» PROBLEM DESCRIPTION: Provide an exact reproduction of every entry.
--- start of DATA SHOWN ---
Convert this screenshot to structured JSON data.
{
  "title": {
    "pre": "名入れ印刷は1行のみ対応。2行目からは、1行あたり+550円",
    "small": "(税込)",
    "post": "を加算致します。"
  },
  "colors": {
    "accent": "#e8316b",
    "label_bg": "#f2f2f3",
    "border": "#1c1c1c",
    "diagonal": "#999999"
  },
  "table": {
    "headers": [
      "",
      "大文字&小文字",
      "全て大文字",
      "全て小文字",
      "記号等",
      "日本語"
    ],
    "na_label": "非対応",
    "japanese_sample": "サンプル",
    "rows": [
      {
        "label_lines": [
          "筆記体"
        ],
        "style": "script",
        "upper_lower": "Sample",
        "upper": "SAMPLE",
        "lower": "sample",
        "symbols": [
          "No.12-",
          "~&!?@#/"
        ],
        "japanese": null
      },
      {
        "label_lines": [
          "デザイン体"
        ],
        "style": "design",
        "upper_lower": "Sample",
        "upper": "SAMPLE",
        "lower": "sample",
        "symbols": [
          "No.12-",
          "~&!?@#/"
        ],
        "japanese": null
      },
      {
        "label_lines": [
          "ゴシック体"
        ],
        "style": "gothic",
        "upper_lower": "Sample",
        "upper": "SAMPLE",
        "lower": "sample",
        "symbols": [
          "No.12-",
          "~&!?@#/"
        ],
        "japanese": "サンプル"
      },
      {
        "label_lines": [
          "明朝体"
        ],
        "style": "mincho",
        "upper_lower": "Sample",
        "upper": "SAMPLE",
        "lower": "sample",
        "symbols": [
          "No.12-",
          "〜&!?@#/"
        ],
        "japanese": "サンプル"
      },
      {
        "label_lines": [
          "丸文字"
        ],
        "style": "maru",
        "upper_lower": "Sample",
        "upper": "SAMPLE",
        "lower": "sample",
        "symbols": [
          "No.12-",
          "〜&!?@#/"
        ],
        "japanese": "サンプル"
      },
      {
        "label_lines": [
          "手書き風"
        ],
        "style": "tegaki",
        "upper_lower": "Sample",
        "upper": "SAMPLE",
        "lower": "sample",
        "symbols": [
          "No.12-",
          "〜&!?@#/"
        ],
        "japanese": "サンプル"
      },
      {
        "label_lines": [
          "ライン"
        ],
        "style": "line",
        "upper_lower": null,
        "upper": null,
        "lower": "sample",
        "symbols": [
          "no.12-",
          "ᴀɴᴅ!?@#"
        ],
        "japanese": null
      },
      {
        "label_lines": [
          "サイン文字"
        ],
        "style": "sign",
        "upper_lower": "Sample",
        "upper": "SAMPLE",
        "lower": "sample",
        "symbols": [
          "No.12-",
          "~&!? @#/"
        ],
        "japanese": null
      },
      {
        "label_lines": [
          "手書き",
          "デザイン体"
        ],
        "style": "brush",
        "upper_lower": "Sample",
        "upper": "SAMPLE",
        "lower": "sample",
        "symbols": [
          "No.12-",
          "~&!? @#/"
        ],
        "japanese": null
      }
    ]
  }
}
--- end of DATA SHOWN ---
» EXERCISE RESULT:
Convert this screenshot to structured JSON data.
{
  "title": {
    "pre": "名入れ印刷は1行のみ対応。2行目からは、1行あたり+550円",
    "small": "(税込)",
    "post": "を加算致します。"
  },
  "colors": {
    "accent": "#e8316b",
    "label_bg": "#f2f2f3",
    "border": "#1c1c1c",
    "diagonal": "#999999"
  },
  "table": {
    "headers": [
      "",
      "大文字&小文字",
      "全て大文字",
      "全て小文字",
      "記号等",
      "日本語"
    ],
    "na_label": "非対応",
    "japanese_sample": "サンプル",
    "rows": [
      {
        "label_lines": [
          "筆記体"
        ],
        "style": "script",
        "upper_lower": "Sample",
        "upper": "SAMPLE",
        "lower": "sample",
        "symbols": [
          "No.12-",
          "~&!?@#/"
        ],
        "japanese": null
      },
      {
        "label_lines": [
          "デザイン体"
        ],
        "style": "design",
        "upper_lower": "Sample",
        "upper": "SAMPLE",
        "lower": "sample",
        "symbols": [
          "No.12-",
          "~&!?@#/"
        ],
        "japanese": null
      },
      {
        "label_lines": [
          "ゴシック体"
        ],
        "style": "gothic",
        "upper_lower": "Sample",
        "upper": "SAMPLE",
        "lower": "sample",
        "symbols": [
          "No.12-",
          "~&!?@#/"
        ],
        "japanese": "サンプル"
      },
      {
        "label_lines": [
          "明朝体"
        ],
        "style": "mincho",
        "upper_lower": "Sample",
        "upper": "SAMPLE",
        "lower": "sample",
        "symbols": [
          "No.12-",
          "〜&!?@#/"
        ],
        "japanese": "サンプル"
      },
      {
        "label_lines": [
          "丸文字"
        ],
        "style": "maru",
        "upper_lower": "Sample",
        "upper": "SAMPLE",
        "lower": "sample",
        "symbols": [
          "No.12-",
          "〜&!?@#/"
        ],
        "japanese": "サンプル"
      },
      {
        "label_lines": [
          "手書き風"
        ],
        "style": "tegaki",
        "upper_lower": "Sample",
        "upper": "SAMPLE",
        "lower": "sample",
        "symbols": [
          "No.12-",
          "〜&!?@#/"
        ],
        "japanese": "サンプル"
      },
      {
        "label_lines": [
          "ライン"
        ],
        "style": "line",
        "upper_lower": null,
        "upper": null,
        "lower": "sample",
        "symbols": [
          "no.12-",
          "ᴀɴᴅ!?@#"
        ],
        "japanese": null
      },
      {
        "label_lines": [
          "サイン文字"
        ],
        "style": "sign",
        "upper_lower": "Sample",
        "upper": "SAMPLE",
        "lower": "sample",
        "symbols": [
          "No.12-",
          "~&!? @#/"
        ],
        "japanese": null
      },
      {
        "label_lines": [
          "手書き",
          "デザイン体"
        ],
        "style": "brush",
        "upper_lower": "Sample",
        "upper": "SAMPLE",
        "lower": "sample",
        "symbols": [
          "No.12-",
          "~&!? @#/"
        ],
        "japanese": null
      }
    ]
  }
}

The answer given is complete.